* [Set problem] Copy every line of the records below verbatim, with no changes.

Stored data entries
# # # # #

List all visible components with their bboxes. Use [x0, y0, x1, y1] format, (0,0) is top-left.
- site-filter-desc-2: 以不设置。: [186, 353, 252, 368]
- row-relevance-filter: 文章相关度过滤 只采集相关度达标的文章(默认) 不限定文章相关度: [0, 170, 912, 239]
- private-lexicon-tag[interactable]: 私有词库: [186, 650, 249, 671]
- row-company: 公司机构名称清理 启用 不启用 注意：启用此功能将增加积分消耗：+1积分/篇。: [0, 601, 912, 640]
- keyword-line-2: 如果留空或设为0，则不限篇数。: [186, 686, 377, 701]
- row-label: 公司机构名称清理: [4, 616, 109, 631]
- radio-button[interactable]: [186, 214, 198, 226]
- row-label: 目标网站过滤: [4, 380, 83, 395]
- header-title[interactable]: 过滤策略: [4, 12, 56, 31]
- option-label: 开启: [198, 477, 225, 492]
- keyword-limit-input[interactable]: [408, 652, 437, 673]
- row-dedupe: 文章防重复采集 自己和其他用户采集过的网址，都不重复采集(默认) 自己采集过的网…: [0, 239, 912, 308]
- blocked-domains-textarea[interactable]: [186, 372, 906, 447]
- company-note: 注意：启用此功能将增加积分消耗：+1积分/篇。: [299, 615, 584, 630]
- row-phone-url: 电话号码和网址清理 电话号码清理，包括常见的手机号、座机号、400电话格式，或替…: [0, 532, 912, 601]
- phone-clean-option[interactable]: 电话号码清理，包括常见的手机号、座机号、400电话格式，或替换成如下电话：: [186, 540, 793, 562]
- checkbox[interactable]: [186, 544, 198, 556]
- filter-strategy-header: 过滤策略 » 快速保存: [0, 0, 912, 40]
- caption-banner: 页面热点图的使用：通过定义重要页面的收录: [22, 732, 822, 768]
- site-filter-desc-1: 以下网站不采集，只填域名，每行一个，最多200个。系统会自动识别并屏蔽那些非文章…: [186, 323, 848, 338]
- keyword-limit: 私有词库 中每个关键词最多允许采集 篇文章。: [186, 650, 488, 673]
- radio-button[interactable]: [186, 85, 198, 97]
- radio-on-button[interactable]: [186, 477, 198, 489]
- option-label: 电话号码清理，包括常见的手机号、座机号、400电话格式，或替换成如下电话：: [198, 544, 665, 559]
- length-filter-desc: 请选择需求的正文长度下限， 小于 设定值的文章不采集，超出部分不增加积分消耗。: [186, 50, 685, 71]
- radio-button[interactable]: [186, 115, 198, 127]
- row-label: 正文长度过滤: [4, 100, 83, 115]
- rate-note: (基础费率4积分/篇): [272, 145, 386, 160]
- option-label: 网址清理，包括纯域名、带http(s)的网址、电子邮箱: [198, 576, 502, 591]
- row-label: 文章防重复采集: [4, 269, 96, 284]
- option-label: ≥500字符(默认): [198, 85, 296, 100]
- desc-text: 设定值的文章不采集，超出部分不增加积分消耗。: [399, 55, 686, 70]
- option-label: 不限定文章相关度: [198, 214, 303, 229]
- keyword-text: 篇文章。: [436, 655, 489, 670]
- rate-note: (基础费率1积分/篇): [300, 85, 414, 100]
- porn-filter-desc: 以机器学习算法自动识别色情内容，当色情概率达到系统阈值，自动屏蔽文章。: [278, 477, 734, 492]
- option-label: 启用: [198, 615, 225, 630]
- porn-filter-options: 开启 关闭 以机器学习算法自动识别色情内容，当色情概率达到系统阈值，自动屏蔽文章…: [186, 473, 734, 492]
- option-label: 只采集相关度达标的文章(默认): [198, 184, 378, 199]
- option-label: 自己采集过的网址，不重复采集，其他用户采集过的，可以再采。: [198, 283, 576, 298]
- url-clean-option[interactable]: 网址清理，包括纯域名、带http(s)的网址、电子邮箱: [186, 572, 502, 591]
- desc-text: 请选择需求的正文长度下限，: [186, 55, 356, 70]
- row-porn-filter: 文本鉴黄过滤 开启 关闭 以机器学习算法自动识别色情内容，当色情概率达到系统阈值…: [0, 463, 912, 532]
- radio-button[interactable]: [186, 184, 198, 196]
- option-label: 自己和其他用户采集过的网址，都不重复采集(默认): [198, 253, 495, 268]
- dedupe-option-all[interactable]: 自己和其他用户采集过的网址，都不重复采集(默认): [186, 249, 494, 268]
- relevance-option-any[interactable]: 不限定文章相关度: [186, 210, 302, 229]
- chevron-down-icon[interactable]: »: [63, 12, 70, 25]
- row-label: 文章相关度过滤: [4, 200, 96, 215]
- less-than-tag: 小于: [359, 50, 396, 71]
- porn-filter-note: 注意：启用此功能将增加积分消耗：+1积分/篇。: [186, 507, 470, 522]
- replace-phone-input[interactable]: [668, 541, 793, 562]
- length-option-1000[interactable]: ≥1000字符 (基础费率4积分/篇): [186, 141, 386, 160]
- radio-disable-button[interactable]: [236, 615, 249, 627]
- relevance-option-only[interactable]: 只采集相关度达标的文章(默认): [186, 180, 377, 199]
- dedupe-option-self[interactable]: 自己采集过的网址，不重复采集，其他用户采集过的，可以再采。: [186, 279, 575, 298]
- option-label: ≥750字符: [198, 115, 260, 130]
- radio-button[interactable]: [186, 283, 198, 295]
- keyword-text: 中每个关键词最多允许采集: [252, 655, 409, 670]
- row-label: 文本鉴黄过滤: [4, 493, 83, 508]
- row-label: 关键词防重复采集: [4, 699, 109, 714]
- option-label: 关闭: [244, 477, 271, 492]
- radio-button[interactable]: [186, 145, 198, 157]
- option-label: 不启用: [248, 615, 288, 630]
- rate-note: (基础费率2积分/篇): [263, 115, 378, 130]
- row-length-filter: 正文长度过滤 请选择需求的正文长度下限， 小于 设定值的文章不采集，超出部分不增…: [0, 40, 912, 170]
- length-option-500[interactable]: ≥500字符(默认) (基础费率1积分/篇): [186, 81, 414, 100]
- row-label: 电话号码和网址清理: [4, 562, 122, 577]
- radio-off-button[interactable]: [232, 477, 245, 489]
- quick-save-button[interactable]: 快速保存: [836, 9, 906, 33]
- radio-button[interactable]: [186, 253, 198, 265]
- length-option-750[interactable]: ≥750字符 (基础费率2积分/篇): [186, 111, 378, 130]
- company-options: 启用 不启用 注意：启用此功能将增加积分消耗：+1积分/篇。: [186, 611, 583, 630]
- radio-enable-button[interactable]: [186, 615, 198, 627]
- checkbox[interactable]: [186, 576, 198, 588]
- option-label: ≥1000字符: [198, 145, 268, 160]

# # # # #

* [Written reply]
List all visible components with their bboxes. Use [x0, y0, x1, y1] format, (0,0) is top-left.
- site-filter-desc-2: 以不设置。: [186, 353, 252, 368]
- row-relevance-filter: 文章相关度过滤 只采集相关度达标的文章(默认) 不限定文章相关度: [0, 170, 912, 239]
- private-lexicon-tag[interactable]: 私有词库: [186, 650, 249, 671]
- row-company: 公司机构名称清理 启用 不启用 注意：启用此功能将增加积分消耗：+1积分/篇。: [0, 601, 912, 640]
- keyword-line-2: 如果留空或设为0，则不限篇数。: [186, 686, 377, 701]
- row-label: 公司机构名称清理: [4, 616, 109, 631]
- radio-button[interactable]: [186, 214, 198, 226]
- row-label: 目标网站过滤: [4, 380, 83, 395]
- header-title[interactable]: 过滤策略: [4, 12, 56, 31]
- option-label: 开启: [198, 477, 225, 492]
- keyword-limit-input[interactable]: [408, 652, 437, 673]
- row-dedupe: 文章防重复采集 自己和其他用户采集过的网址，都不重复采集(默认) 自己采集过的网…: [0, 239, 912, 308]
- blocked-domains-textarea[interactable]: [186, 372, 906, 447]
- company-note: 注意：启用此功能将增加积分消耗：+1积分/篇。: [299, 615, 584, 630]
- row-phone-url: 电话号码和网址清理 电话号码清理，包括常见的手机号、座机号、400电话格式，或替…: [0, 532, 912, 601]
- phone-clean-option[interactable]: 电话号码清理，包括常见的手机号、座机号、400电话格式，或替换成如下电话：: [186, 540, 793, 562]
- checkbox[interactable]: [186, 544, 198, 556]
- filter-strategy-header: 过滤策略 » 快速保存: [0, 0, 912, 40]
- caption-banner: 页面热点图的使用：通过定义重要页面的收录: [22, 732, 822, 768]
- site-filter-desc-1: 以下网站不采集，只填域名，每行一个，最多200个。系统会自动识别并屏蔽那些非文章…: [186, 323, 848, 338]
- keyword-limit: 私有词库 中每个关键词最多允许采集 篇文章。: [186, 650, 488, 673]
- radio-button[interactable]: [186, 85, 198, 97]
- radio-on-button[interactable]: [186, 477, 198, 489]
- option-label: 电话号码清理，包括常见的手机号、座机号、400电话格式，或替换成如下电话：: [198, 544, 665, 559]
- length-filter-desc: 请选择需求的正文长度下限， 小于 设定值的文章不采集，超出部分不增加积分消耗。: [186, 50, 685, 71]
- radio-button[interactable]: [186, 115, 198, 127]
- row-label: 正文长度过滤: [4, 100, 83, 115]
- rate-note: (基础费率4积分/篇): [272, 145, 386, 160]
- option-label: 网址清理，包括纯域名、带http(s)的网址、电子邮箱: [198, 576, 502, 591]
- row-label: 文章防重复采集: [4, 269, 96, 284]
- option-label: ≥500字符(默认): [198, 85, 296, 100]
- desc-text: 设定值的文章不采集，超出部分不增加积分消耗。: [399, 55, 686, 70]
- option-label: 不限定文章相关度: [198, 214, 303, 229]
- keyword-text: 篇文章。: [436, 655, 489, 670]
- rate-note: (基础费率1积分/篇): [300, 85, 414, 100]
- porn-filter-desc: 以机器学习算法自动识别色情内容，当色情概率达到系统阈值，自动屏蔽文章。: [278, 477, 734, 492]
- option-label: 启用: [198, 615, 225, 630]
- porn-filter-options: 开启 关闭 以机器学习算法自动识别色情内容，当色情概率达到系统阈值，自动屏蔽文章…: [186, 473, 734, 492]
- option-label: 只采集相关度达标的文章(默认): [198, 184, 378, 199]
- option-label: 自己采集过的网址，不重复采集，其他用户采集过的，可以再采。: [198, 283, 576, 298]
- url-clean-option[interactable]: 网址清理，包括纯域名、带http(s)的网址、电子邮箱: [186, 572, 502, 591]
- desc-text: 请选择需求的正文长度下限，: [186, 55, 356, 70]
- row-porn-filter: 文本鉴黄过滤 开启 关闭 以机器学习算法自动识别色情内容，当色情概率达到系统阈值…: [0, 463, 912, 532]
- radio-button[interactable]: [186, 184, 198, 196]
- option-label: 自己和其他用户采集过的网址，都不重复采集(默认): [198, 253, 495, 268]
- dedupe-option-all[interactable]: 自己和其他用户采集过的网址，都不重复采集(默认): [186, 249, 494, 268]
- relevance-option-any[interactable]: 不限定文章相关度: [186, 210, 302, 229]
- chevron-down-icon[interactable]: »: [63, 12, 70, 25]
- row-label: 文章相关度过滤: [4, 200, 96, 215]
- less-than-tag: 小于: [359, 50, 396, 71]
- porn-filter-note: 注意：启用此功能将增加积分消耗：+1积分/篇。: [186, 507, 470, 522]
- replace-phone-input[interactable]: [668, 541, 793, 562]
- length-option-1000[interactable]: ≥1000字符 (基础费率4积分/篇): [186, 141, 386, 160]
- radio-disable-button[interactable]: [236, 615, 249, 627]
- relevance-option-only[interactable]: 只采集相关度达标的文章(默认): [186, 180, 377, 199]
- dedupe-option-self[interactable]: 自己采集过的网址，不重复采集，其他用户采集过的，可以再采。: [186, 279, 575, 298]
- option-label: ≥750字符: [198, 115, 260, 130]
- radio-button[interactable]: [186, 283, 198, 295]
- keyword-text: 中每个关键词最多允许采集: [252, 655, 409, 670]
- row-label: 文本鉴黄过滤: [4, 493, 83, 508]
- row-label: 关键词防重复采集: [4, 699, 109, 714]
- option-label: 关闭: [244, 477, 271, 492]
- radio-button[interactable]: [186, 145, 198, 157]
- option-label: 不启用: [248, 615, 288, 630]
- rate-note: (基础费率2积分/篇): [263, 115, 378, 130]
- row-length-filter: 正文长度过滤 请选择需求的正文长度下限， 小于 设定值的文章不采集，超出部分不增…: [0, 40, 912, 170]
- length-option-500[interactable]: ≥500字符(默认) (基础费率1积分/篇): [186, 81, 414, 100]
- row-label: 电话号码和网址清理: [4, 562, 122, 577]
- radio-off-button[interactable]: [232, 477, 245, 489]
- quick-save-button[interactable]: 快速保存: [836, 9, 906, 33]
- radio-button[interactable]: [186, 253, 198, 265]
- length-option-750[interactable]: ≥750字符 (基础费率2积分/篇): [186, 111, 378, 130]
- company-options: 启用 不启用 注意：启用此功能将增加积分消耗：+1积分/篇。: [186, 611, 583, 630]
- radio-enable-button[interactable]: [186, 615, 198, 627]
- checkbox[interactable]: [186, 576, 198, 588]
- option-label: ≥1000字符: [198, 145, 268, 160]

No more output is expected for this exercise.